## SHORT PROBLEM
Only a number is wanted here: the number of lines of the data that include "from".
Start of MATERIAL
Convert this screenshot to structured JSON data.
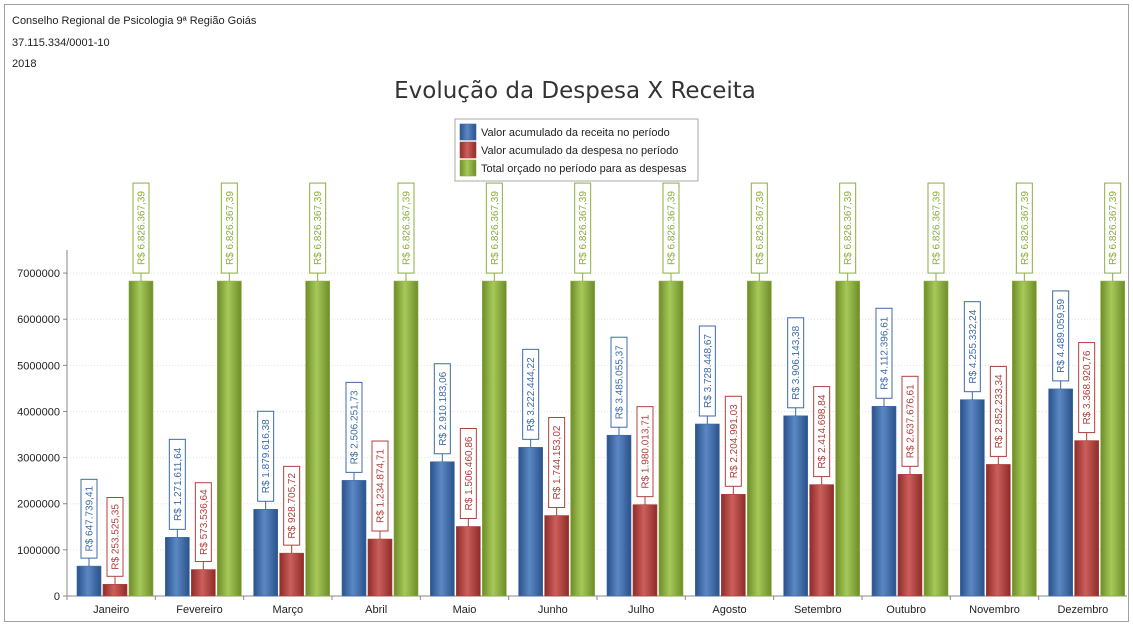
{
  "header": {
    "organization": "Conselho Regional de Psicologia 9ª Região Goiás",
    "cnpj": "37.115.334/0001-10",
    "year": "2018"
  },
  "colors": {
    "receita": "#3d6ba9",
    "despesa": "#b0403c",
    "orcado": "#8bae3f"
  },
  "chart_data": {
    "type": "bar",
    "title": "Evolução da Despesa X Receita",
    "xlabel": "",
    "ylabel": "",
    "ylim": [
      0,
      7500000
    ],
    "yticks": [
      0,
      1000000,
      2000000,
      3000000,
      4000000,
      5000000,
      6000000,
      7000000
    ],
    "ytick_labels": [
      "0",
      "1000000",
      "2000000",
      "3000000",
      "4000000",
      "5000000",
      "6000000",
      "7000000"
    ],
    "grid": true,
    "legend_position": "top-center",
    "categories": [
      "Janeiro",
      "Fevereiro",
      "Março",
      "Abril",
      "Maio",
      "Junho",
      "Julho",
      "Agosto",
      "Setembro",
      "Outubro",
      "Novembro",
      "Dezembro"
    ],
    "series": [
      {
        "name": "Valor acumulado da receita no período",
        "values": [
          647739.41,
          1271611.64,
          1879616.38,
          2506251.73,
          2910183.06,
          3222444.22,
          3485055.37,
          3728448.67,
          3906143.38,
          4112396.61,
          4255332.24,
          4489059.59
        ],
        "labels": [
          "R$ 647.739,41",
          "R$ 1.271.611,64",
          "R$ 1.879.616,38",
          "R$ 2.506.251,73",
          "R$ 2.910.183,06",
          "R$ 3.222.444,22",
          "R$ 3.485.055,37",
          "R$ 3.728.448,67",
          "R$ 3.906.143,38",
          "R$ 4.112.396,61",
          "R$ 4.255.332,24",
          "R$ 4.489.059,59"
        ]
      },
      {
        "name": "Valor acumulado da despesa no período",
        "values": [
          253525.35,
          573536.64,
          928705.72,
          1234874.71,
          1506460.86,
          1744153.02,
          1980013.71,
          2204991.03,
          2414698.84,
          2637676.61,
          2852233.34,
          3368920.76
        ],
        "labels": [
          "R$ 253.525,35",
          "R$ 573.536,64",
          "R$ 928.705,72",
          "R$ 1.234.874,71",
          "R$ 1.506.460,86",
          "R$ 1.744.153,02",
          "R$ 1.980.013,71",
          "R$ 2.204.991,03",
          "R$ 2.414.698,84",
          "R$ 2.637.676,61",
          "R$ 2.852.233,34",
          "R$ 3.368.920,76"
        ]
      },
      {
        "name": "Total orçado no período para as despesas",
        "values": [
          6826367.39,
          6826367.39,
          6826367.39,
          6826367.39,
          6826367.39,
          6826367.39,
          6826367.39,
          6826367.39,
          6826367.39,
          6826367.39,
          6826367.39,
          6826367.39
        ],
        "labels": [
          "R$ 6.826.367,39",
          "R$ 6.826.367,39",
          "R$ 6.826.367,39",
          "R$ 6.826.367,39",
          "R$ 6.826.367,39",
          "R$ 6.826.367,39",
          "R$ 6.826.367,39",
          "R$ 6.826.367,39",
          "R$ 6.826.367,39",
          "R$ 6.826.367,39",
          "R$ 6.826.367,39",
          "R$ 6.826.367,39"
        ]
      }
    ]
  }
}
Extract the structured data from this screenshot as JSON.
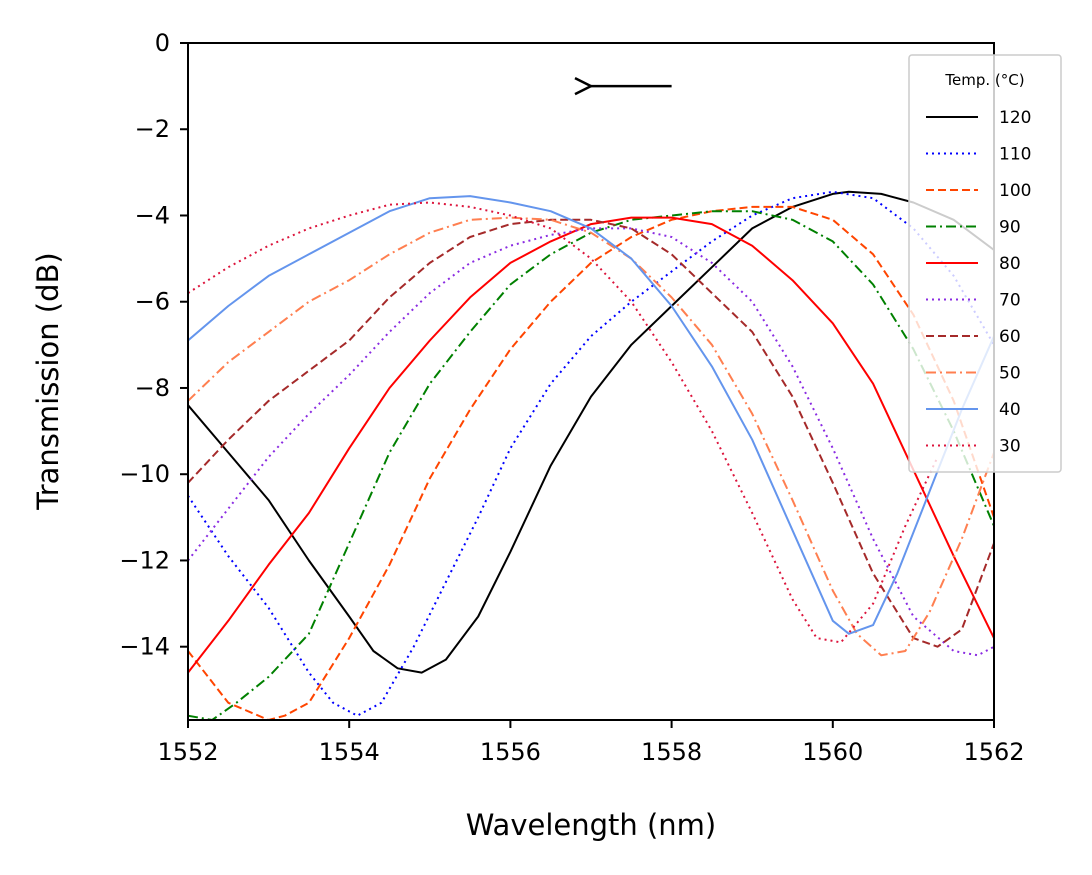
{
  "chart_data": {
    "type": "line",
    "xlabel": "Wavelength (nm)",
    "ylabel": "Transmission (dB)",
    "xlim": [
      1552,
      1562
    ],
    "ylim": [
      -15.7,
      0
    ],
    "xticks": [
      1552,
      1554,
      1556,
      1558,
      1560,
      1562
    ],
    "yticks": [
      0,
      -2,
      -4,
      -6,
      -8,
      -10,
      -12,
      -14
    ],
    "ytick_labels": [
      "0",
      "−2",
      "−4",
      "−6",
      "−8",
      "−10",
      "−12",
      "−14"
    ],
    "grid": false,
    "legend": {
      "title": "Temp. (°C)",
      "position": "top-right"
    },
    "annotation": {
      "type": "arrow",
      "direction": "left",
      "from": [
        1558.0,
        -1.0
      ],
      "to": [
        1557.0,
        -1.0
      ]
    },
    "series": [
      {
        "name": "120",
        "color": "#000000",
        "dash": "solid",
        "x": [
          1552,
          1552.5,
          1553,
          1553.5,
          1554,
          1554.3,
          1554.6,
          1554.9,
          1555.2,
          1555.6,
          1556,
          1556.5,
          1557,
          1557.5,
          1558,
          1558.5,
          1559,
          1559.5,
          1560,
          1560.2,
          1560.6,
          1561,
          1561.5,
          1562
        ],
        "y": [
          -8.4,
          -9.5,
          -10.6,
          -12.0,
          -13.3,
          -14.1,
          -14.5,
          -14.6,
          -14.3,
          -13.3,
          -11.8,
          -9.8,
          -8.2,
          -7.0,
          -6.1,
          -5.2,
          -4.3,
          -3.8,
          -3.5,
          -3.45,
          -3.5,
          -3.7,
          -4.1,
          -4.8
        ]
      },
      {
        "name": "110",
        "color": "#0000ff",
        "dash": "dotted",
        "x": [
          1552,
          1552.5,
          1553,
          1553.5,
          1553.8,
          1554.1,
          1554.4,
          1554.8,
          1555.2,
          1555.6,
          1556,
          1556.5,
          1557,
          1557.5,
          1558,
          1558.5,
          1559,
          1559.5,
          1560,
          1560.5,
          1561,
          1561.5,
          1562
        ],
        "y": [
          -10.5,
          -11.9,
          -13.1,
          -14.6,
          -15.3,
          -15.6,
          -15.3,
          -14.0,
          -12.5,
          -11.0,
          -9.4,
          -7.9,
          -6.8,
          -6.0,
          -5.3,
          -4.6,
          -4.0,
          -3.6,
          -3.45,
          -3.6,
          -4.3,
          -5.4,
          -7.0
        ]
      },
      {
        "name": "100",
        "color": "#ff4500",
        "dash": "dashed",
        "x": [
          1552,
          1552.5,
          1553,
          1553.2,
          1553.5,
          1554,
          1554.5,
          1555,
          1555.5,
          1556,
          1556.5,
          1557,
          1557.5,
          1558,
          1558.5,
          1559,
          1559.5,
          1560,
          1560.5,
          1561,
          1561.5,
          1562
        ],
        "y": [
          -14.1,
          -15.3,
          -15.7,
          -15.6,
          -15.3,
          -13.8,
          -12.1,
          -10.1,
          -8.5,
          -7.1,
          -6.0,
          -5.1,
          -4.5,
          -4.1,
          -3.9,
          -3.8,
          -3.8,
          -4.1,
          -4.9,
          -6.3,
          -8.3,
          -11.0
        ]
      },
      {
        "name": "90",
        "color": "#008000",
        "dash": "dashdot",
        "x": [
          1552,
          1552.3,
          1552.6,
          1553,
          1553.5,
          1554,
          1554.5,
          1555,
          1555.5,
          1556,
          1556.5,
          1557,
          1557.5,
          1558,
          1558.5,
          1559,
          1559.5,
          1560,
          1560.5,
          1561,
          1561.5,
          1562
        ],
        "y": [
          -15.6,
          -15.7,
          -15.3,
          -14.7,
          -13.7,
          -11.6,
          -9.5,
          -7.9,
          -6.7,
          -5.6,
          -4.9,
          -4.4,
          -4.1,
          -4.0,
          -3.9,
          -3.9,
          -4.1,
          -4.6,
          -5.6,
          -7.1,
          -9.0,
          -11.2
        ]
      },
      {
        "name": "80",
        "color": "#ff0000",
        "dash": "solid",
        "x": [
          1552,
          1552.5,
          1553,
          1553.5,
          1554,
          1554.5,
          1555,
          1555.5,
          1556,
          1556.5,
          1557,
          1557.5,
          1558,
          1558.5,
          1559,
          1559.5,
          1560,
          1560.5,
          1561,
          1561.5,
          1562
        ],
        "y": [
          -14.6,
          -13.4,
          -12.1,
          -10.9,
          -9.4,
          -8.0,
          -6.9,
          -5.9,
          -5.1,
          -4.6,
          -4.2,
          -4.05,
          -4.05,
          -4.2,
          -4.7,
          -5.5,
          -6.5,
          -7.9,
          -9.9,
          -11.9,
          -13.8
        ]
      },
      {
        "name": "70",
        "color": "#8a2be2",
        "dash": "dotted",
        "x": [
          1552,
          1552.5,
          1553,
          1553.5,
          1554,
          1554.5,
          1555,
          1555.5,
          1556,
          1556.5,
          1557,
          1557.5,
          1558,
          1558.5,
          1559,
          1559.5,
          1560,
          1560.5,
          1561,
          1561.5,
          1561.8,
          1562
        ],
        "y": [
          -12.0,
          -10.8,
          -9.6,
          -8.6,
          -7.7,
          -6.7,
          -5.8,
          -5.1,
          -4.7,
          -4.45,
          -4.3,
          -4.3,
          -4.5,
          -5.1,
          -6.0,
          -7.5,
          -9.4,
          -11.5,
          -13.3,
          -14.1,
          -14.2,
          -14.0
        ]
      },
      {
        "name": "60",
        "color": "#a52a2a",
        "dash": "dashed",
        "x": [
          1552,
          1552.5,
          1553,
          1553.5,
          1554,
          1554.5,
          1555,
          1555.5,
          1556,
          1556.5,
          1557,
          1557.5,
          1558,
          1558.5,
          1559,
          1559.5,
          1560,
          1560.5,
          1561,
          1561.3,
          1561.6,
          1562
        ],
        "y": [
          -10.2,
          -9.2,
          -8.3,
          -7.6,
          -6.9,
          -5.9,
          -5.1,
          -4.5,
          -4.2,
          -4.1,
          -4.1,
          -4.3,
          -4.9,
          -5.8,
          -6.7,
          -8.2,
          -10.2,
          -12.3,
          -13.8,
          -14.0,
          -13.6,
          -11.6
        ]
      },
      {
        "name": "50",
        "color": "#ff7f50",
        "dash": "dashdot",
        "x": [
          1552,
          1552.5,
          1553,
          1553.5,
          1554,
          1554.5,
          1555,
          1555.5,
          1556,
          1556.5,
          1557,
          1557.5,
          1558,
          1558.5,
          1559,
          1559.5,
          1560,
          1560.3,
          1560.6,
          1560.9,
          1561.2,
          1561.6,
          1562
        ],
        "y": [
          -8.3,
          -7.4,
          -6.7,
          -6.0,
          -5.5,
          -4.9,
          -4.4,
          -4.1,
          -4.05,
          -4.1,
          -4.4,
          -5.0,
          -5.9,
          -7.0,
          -8.6,
          -10.6,
          -12.7,
          -13.7,
          -14.2,
          -14.1,
          -13.2,
          -11.5,
          -9.5
        ]
      },
      {
        "name": "40",
        "color": "#6495ed",
        "dash": "solid",
        "x": [
          1552,
          1552.5,
          1553,
          1553.5,
          1554,
          1554.5,
          1555,
          1555.5,
          1556,
          1556.5,
          1557,
          1557.5,
          1558,
          1558.5,
          1559,
          1559.5,
          1560,
          1560.2,
          1560.5,
          1560.8,
          1561.2,
          1561.6,
          1562
        ],
        "y": [
          -6.9,
          -6.1,
          -5.4,
          -4.9,
          -4.4,
          -3.9,
          -3.6,
          -3.55,
          -3.7,
          -3.9,
          -4.3,
          -5.0,
          -6.1,
          -7.5,
          -9.2,
          -11.3,
          -13.4,
          -13.7,
          -13.5,
          -12.3,
          -10.4,
          -8.5,
          -6.8
        ]
      },
      {
        "name": "30",
        "color": "#dc143c",
        "dash": "dotted",
        "x": [
          1552,
          1552.5,
          1553,
          1553.5,
          1554,
          1554.5,
          1555,
          1555.5,
          1556,
          1556.5,
          1557,
          1557.5,
          1558,
          1558.5,
          1559,
          1559.5,
          1559.8,
          1560.1,
          1560.5,
          1560.9,
          1561.3
        ],
        "y": [
          -5.8,
          -5.2,
          -4.7,
          -4.3,
          -4.0,
          -3.75,
          -3.7,
          -3.8,
          -4.0,
          -4.3,
          -5.0,
          -6.0,
          -7.4,
          -9.0,
          -10.9,
          -12.9,
          -13.8,
          -13.9,
          -13.0,
          -11.2,
          -9.6
        ]
      }
    ]
  }
}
End of MATERIAL
## OUTPUT BELOW
2